WHAT NEEDS TO BE DONE: In the album review, which label is releasing the new Latitudes record?

Begin DOCUMENT PASSAGE

Not many bands can combine gorgeous melodies with savage intensity like UK act Latitudes, and their brand new release from Debemur Morti Productions is a near perfect ride through haunting, lush, beautiful soundscapes and a crushing mix of ferocious black metal and pummeling doom. Though they've been in existence since 2006, Latitudes are seemingly at their peak here on Part Island, with the current incarnation of the band consisting of:

Mike Davies - Drums
Adam Crowley - Guitar
Tim Blyth - Guitar, Synth
Jon Lyon - Bass
Adam Symonds - Vocals, Guitar, Synth

Vocalist Symonds is a revelation, his melodic, haunting delivery reminiscent of heavyweights Mikael Akerfeldt & Jonas Renske, as he drifts & soars through atmospheric prog-metal tracks such as "Underlie" and the textured "Moorland Is the Sea", while "Dovestone" is a complete winner with no shortage of chilling synths, booming, doom laden riffing, and lush acoustic passages. "Fallowness" bridges the gap between Bauhaus, folk, and atmospheric black metal, the tremolo picked guitar riffs violent and effective. If you crave brutal blast beats, look no further than "The Great Past", a juggernaut of a track that sees Symonds floating over intense riffs & blasts, the band twisting and changing tempos and time signatures in what is the albums heaviest and most progressive track. Closing things out here is the epic title cut, as the calming folk textures give way to bruising doom and raucous black metal, but the '70s styled prog rock never too far away and enveloping everything else that is happening. Fascinating stuff.

End DOCUMENT PASSAGE
Begin DATA LISTING

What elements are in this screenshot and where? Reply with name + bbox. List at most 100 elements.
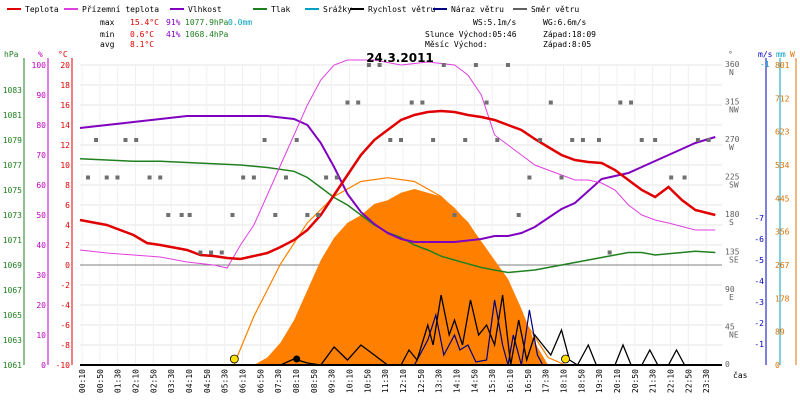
wind-direction-point [324, 175, 329, 180]
pressure-tick-label: 1077 [3, 161, 22, 170]
wind-direction-point [548, 100, 553, 105]
temperature-tick-label: -2 [60, 281, 70, 290]
sun-set-stat: Západ:18:09 [543, 30, 596, 39]
x-tick-label: 22:50 [684, 369, 693, 393]
direction-tick-label: 270 [725, 135, 740, 144]
x-tick-label: 18:50 [577, 369, 586, 393]
pressure-tick-label: 1075 [3, 186, 22, 195]
direction-tick-label: 0 [725, 360, 730, 369]
x-axis-label: čas [733, 370, 748, 380]
wind-direction-point [570, 138, 575, 142]
solar-unit: W [790, 50, 795, 59]
wind-direction-point [409, 100, 414, 105]
wind-direction-point [209, 250, 214, 255]
wind-direction-point [639, 138, 644, 142]
direction-tick-label: 45 [725, 323, 735, 332]
direction-tick-label: 180 [725, 210, 740, 219]
x-tick-label: 23:30 [702, 369, 711, 393]
wind-direction-point [187, 213, 192, 217]
max-temp: 15.4°C [130, 18, 159, 27]
wind-direction-point [706, 138, 711, 142]
temperature-tick-label: 20 [60, 61, 70, 70]
direction-tick-label: 135 [725, 248, 740, 257]
direction-tick-label: 315 [725, 98, 740, 107]
x-tick-label: 21:30 [649, 369, 658, 393]
wind-tick-label: -1 [754, 340, 764, 349]
wind-direction-point [629, 100, 634, 105]
wind-tick-label: -7 [754, 214, 764, 223]
solar-tick-label: 445 [775, 194, 790, 203]
wind-direction-point [251, 175, 256, 180]
x-axis: 00:10 00:50 01:30 02:10 02:50 03:30 04:10 04:50… [78, 369, 748, 393]
avg-temp: 8.1°C [130, 40, 154, 49]
legend-label: Náraz větru [451, 5, 504, 14]
sunrise-marker [229, 354, 239, 364]
wind-direction-point [147, 175, 152, 180]
solar-tick-label: 712 [775, 94, 790, 103]
wind-direction-point [94, 138, 99, 142]
temperature-tick-label: 4 [65, 221, 70, 230]
direction-tick-label: 360 [725, 60, 740, 69]
temperature-tick-label: 10 [60, 161, 70, 170]
wind-direction-point [484, 100, 489, 105]
wind-direction-point [580, 138, 585, 142]
x-tick-label: 16:10 [506, 369, 515, 393]
direction-name-label: N [729, 68, 734, 77]
wind-speed-stat: WS:5.1m/s [473, 18, 517, 27]
wind-tick-label: -4 [754, 277, 764, 286]
pressure-tick-label: 1073 [3, 211, 22, 220]
pressure-tick-label: 1083 [3, 86, 22, 95]
moonset-marker [293, 355, 301, 363]
wind-direction-point [377, 63, 382, 67]
legend-label: Teplota [25, 5, 59, 14]
wind-direction-point [345, 100, 350, 105]
wind-direction-point [230, 213, 235, 217]
x-tick-label: 04:10 [185, 369, 194, 393]
temperature-tick-label: 12 [60, 141, 70, 150]
wind-direction-point [682, 175, 687, 180]
x-tick-label: 02:50 [149, 369, 158, 393]
wind-direction-point [283, 175, 288, 180]
moon-set-stat: Západ:8:05 [543, 40, 591, 49]
wind-direction-point [618, 100, 623, 105]
temperature-unit: °C [58, 50, 68, 59]
solar-tick-label: 534 [775, 161, 790, 170]
solar-tick-label: 356 [775, 228, 790, 237]
wind-direction-point [273, 213, 278, 217]
wind-direction-point [452, 213, 457, 217]
wind-speed-series [80, 294, 716, 366]
solar-tick-label: 0 [775, 361, 780, 370]
humidity-tick-label: 20 [36, 301, 46, 310]
wind-direction-point [463, 138, 468, 142]
wind-direction-point [316, 213, 321, 217]
pressure-tick-label: 1069 [3, 261, 22, 270]
wind-direction-point [134, 138, 139, 142]
temperature-tick-label: 18 [60, 81, 70, 90]
direction-name-label: NW [729, 106, 739, 115]
wind-direction-point [305, 213, 310, 217]
plot-area [79, 59, 722, 366]
pressure-tick-label: 1067 [3, 286, 22, 295]
x-tick-label: 01:30 [114, 369, 123, 393]
humidity-tick-label: 70 [36, 151, 46, 160]
x-tick-label: 22:10 [667, 369, 676, 393]
humidity-tick-label: 40 [36, 241, 46, 250]
x-tick-label: 14:10 [453, 369, 462, 393]
wind-direction-point [294, 138, 299, 142]
wind-tick-label: -3 [754, 298, 764, 307]
x-tick-label: 12:50 [417, 369, 426, 393]
x-tick-label: 15:30 [488, 369, 497, 393]
x-tick-label: 04:50 [203, 369, 212, 393]
x-tick-label: 12:10 [399, 369, 408, 393]
x-tick-label: 10:10 [346, 369, 355, 393]
direction-tick-label: 225 [725, 173, 740, 182]
temperature-tick-label: 16 [60, 101, 70, 110]
wind-direction-point [104, 175, 109, 180]
sun-rise-stat: Slunce Východ:05:46 [425, 30, 517, 39]
humidity-series [79, 115, 716, 243]
ground-temperature-series [79, 59, 716, 269]
max-rain: 0.0mm [228, 18, 252, 27]
direction-name-label: NE [729, 331, 739, 340]
direction-name-label: S [729, 218, 734, 227]
wind-direction-point [695, 138, 700, 142]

End DATA LISTING

EXERCISE RESULT: Debemur Morti Productions